◆ Work to be completed
All of the material below is to be repeated exactly.

** start Information supplied **

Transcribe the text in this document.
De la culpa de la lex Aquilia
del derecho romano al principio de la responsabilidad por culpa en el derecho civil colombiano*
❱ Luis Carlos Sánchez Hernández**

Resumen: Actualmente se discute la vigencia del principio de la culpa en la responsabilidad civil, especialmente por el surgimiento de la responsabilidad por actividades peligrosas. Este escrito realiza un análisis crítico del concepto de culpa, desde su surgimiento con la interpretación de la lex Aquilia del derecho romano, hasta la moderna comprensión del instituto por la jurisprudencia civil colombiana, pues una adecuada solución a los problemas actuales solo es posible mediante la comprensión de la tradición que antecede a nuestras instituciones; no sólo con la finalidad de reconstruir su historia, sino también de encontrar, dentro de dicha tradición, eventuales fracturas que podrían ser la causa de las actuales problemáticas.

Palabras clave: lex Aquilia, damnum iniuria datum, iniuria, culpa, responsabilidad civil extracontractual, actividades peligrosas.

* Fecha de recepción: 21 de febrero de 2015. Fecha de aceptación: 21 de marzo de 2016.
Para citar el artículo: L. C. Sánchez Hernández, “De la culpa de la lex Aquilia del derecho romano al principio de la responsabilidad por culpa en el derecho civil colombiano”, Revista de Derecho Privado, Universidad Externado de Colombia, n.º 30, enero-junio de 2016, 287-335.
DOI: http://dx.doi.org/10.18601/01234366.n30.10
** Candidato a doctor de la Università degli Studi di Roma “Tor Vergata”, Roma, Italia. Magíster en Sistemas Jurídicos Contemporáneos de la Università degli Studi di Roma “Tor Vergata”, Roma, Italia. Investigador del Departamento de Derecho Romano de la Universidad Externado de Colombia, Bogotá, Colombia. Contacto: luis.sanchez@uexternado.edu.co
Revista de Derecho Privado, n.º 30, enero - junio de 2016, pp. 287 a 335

** end Information supplied **

◆ Answer to the exercise
Transcribe the text in this document.
De la culpa de la lex Aquilia
del derecho romano al principio de la responsabilidad por culpa en el derecho civil colombiano*
❱ Luis Carlos Sánchez Hernández**

Resumen: Actualmente se discute la vigencia del principio de la culpa en la responsabilidad civil, especialmente por el surgimiento de la responsabilidad por actividades peligrosas. Este escrito realiza un análisis crítico del concepto de culpa, desde su surgimiento con la interpretación de la lex Aquilia del derecho romano, hasta la moderna comprensión del instituto por la jurisprudencia civil colombiana, pues una adecuada solución a los problemas actuales solo es posible mediante la comprensión de la tradición que antecede a nuestras instituciones; no sólo con la finalidad de reconstruir su historia, sino también de encontrar, dentro de dicha tradición, eventuales fracturas que podrían ser la causa de las actuales problemáticas.

Palabras clave: lex Aquilia, damnum iniuria datum, iniuria, culpa, responsabilidad civil extracontractual, actividades peligrosas.

* Fecha de recepción: 21 de febrero de 2015. Fecha de aceptación: 21 de marzo de 2016.
Para citar el artículo: L. C. Sánchez Hernández, “De la culpa de la lex Aquilia del derecho romano al principio de la responsabilidad por culpa en el derecho civil colombiano”, Revista de Derecho Privado, Universidad Externado de Colombia, n.º 30, enero-junio de 2016, 287-335.
DOI: http://dx.doi.org/10.18601/01234366.n30.10
** Candidato a doctor de la Università degli Studi di Roma “Tor Vergata”, Roma, Italia. Magíster en Sistemas Jurídicos Contemporáneos de la Università degli Studi di Roma “Tor Vergata”, Roma, Italia. Investigador del Departamento de Derecho Romano de la Universidad Externado de Colombia, Bogotá, Colombia. Contacto: luis.sanchez@uexternado.edu.co
Revista de Derecho Privado, n.º 30, enero - junio de 2016, pp. 287 a 335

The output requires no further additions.